_DO THIS_
Transcribe every line exactly. Leave the pictures behind.

_DATA_
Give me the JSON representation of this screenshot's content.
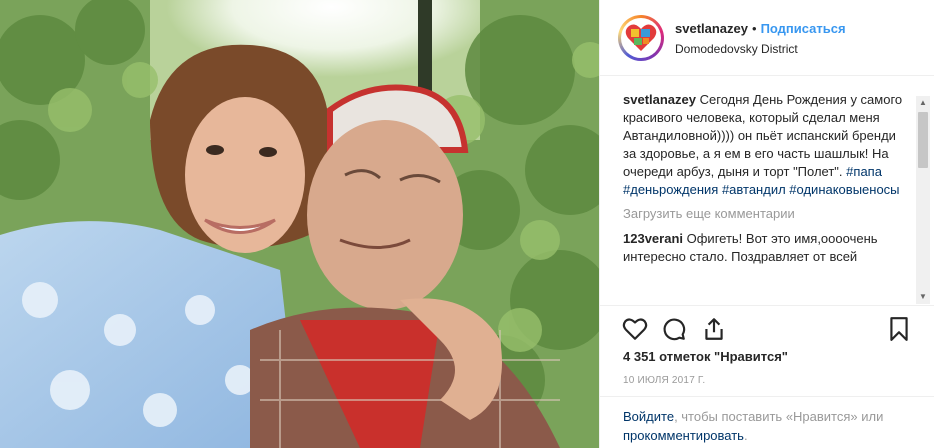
{
  "post": {
    "username": "svetlanazey",
    "separator": "•",
    "follow_label": "Подписаться",
    "location": "Domodedovsky District",
    "caption_user": "svetlanazey",
    "caption_text": "Сегодня День Рождения у самого красивого человека, который сделал меня Автандиловной)))) он пьёт испанский бренди за здоровье, а я ем в его часть шашлык! На очереди арбуз, дыня и торт \"Полет\".",
    "hashtags": [
      "#папа",
      "#деньрождения",
      "#автандил",
      "#одинаковыеносы"
    ],
    "load_more": "Загрузить еще комментарии",
    "comment2_user": "123verani",
    "comment2_text": "Офигеть! Вот это имя,оооочень интересно стало. Поздравляет от всей",
    "likes": "4 351 отметок \"Нравится\"",
    "date": "10 ИЮЛЯ 2017 Г.",
    "login_link1": "Войдите",
    "login_text1": ", чтобы поставить «Нравится»",
    "login_or": "или",
    "login_link2": "прокомментировать",
    "login_end": "."
  },
  "icons": [
    "heart-icon",
    "comment-icon",
    "share-icon",
    "bookmark-icon"
  ],
  "colors": {
    "link": "#3897f0",
    "hashtag": "#003569",
    "muted": "#999999"
  }
}
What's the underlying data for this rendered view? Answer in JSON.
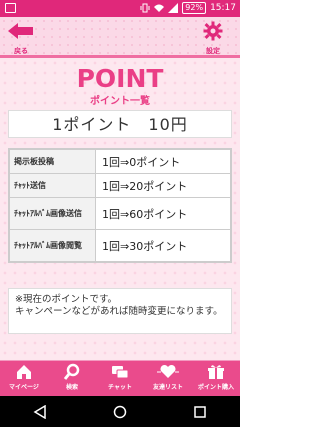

_RESPONSE TO THIS EXERCISE_
Give me the JSON representation of this screenshot's content.
{
  "post": {
    "username": "svetlanazey",
    "separator": "•",
    "follow_label": "Подписаться",
    "location": "Domodedovsky District",
    "caption_user": "svetlanazey",
    "caption_text": "Сегодня День Рождения у самого красивого человека, который сделал меня Автандиловной)))) он пьёт испанский бренди за здоровье, а я ем в его часть шашлык! На очереди арбуз, дыня и торт \"Полет\".",
    "hashtags": [
      "#папа",
      "#деньрождения",
      "#автандил",
      "#одинаковыеносы"
    ],
    "load_more": "Загрузить еще комментарии",
    "comment2_user": "123verani",
    "comment2_text": "Офигеть! Вот это имя,оооочень интересно стало. Поздравляет от всей",
    "likes": "4 351 отметок \"Нравится\"",
    "date": "10 ИЮЛЯ 2017 Г.",
    "login_link1": "Войдите",
    "login_text1": ", чтобы поставить «Нравится»",
    "login_or": "или",
    "login_link2": "прокомментировать",
    "login_end": "."
  },
  "icons": [
    "heart-icon",
    "comment-icon",
    "share-icon",
    "bookmark-icon"
  ],
  "colors": {
    "link": "#3897f0",
    "hashtag": "#003569",
    "muted": "#999999"
  }
}
What's the underlying data for this rendered view? Answer in JSON.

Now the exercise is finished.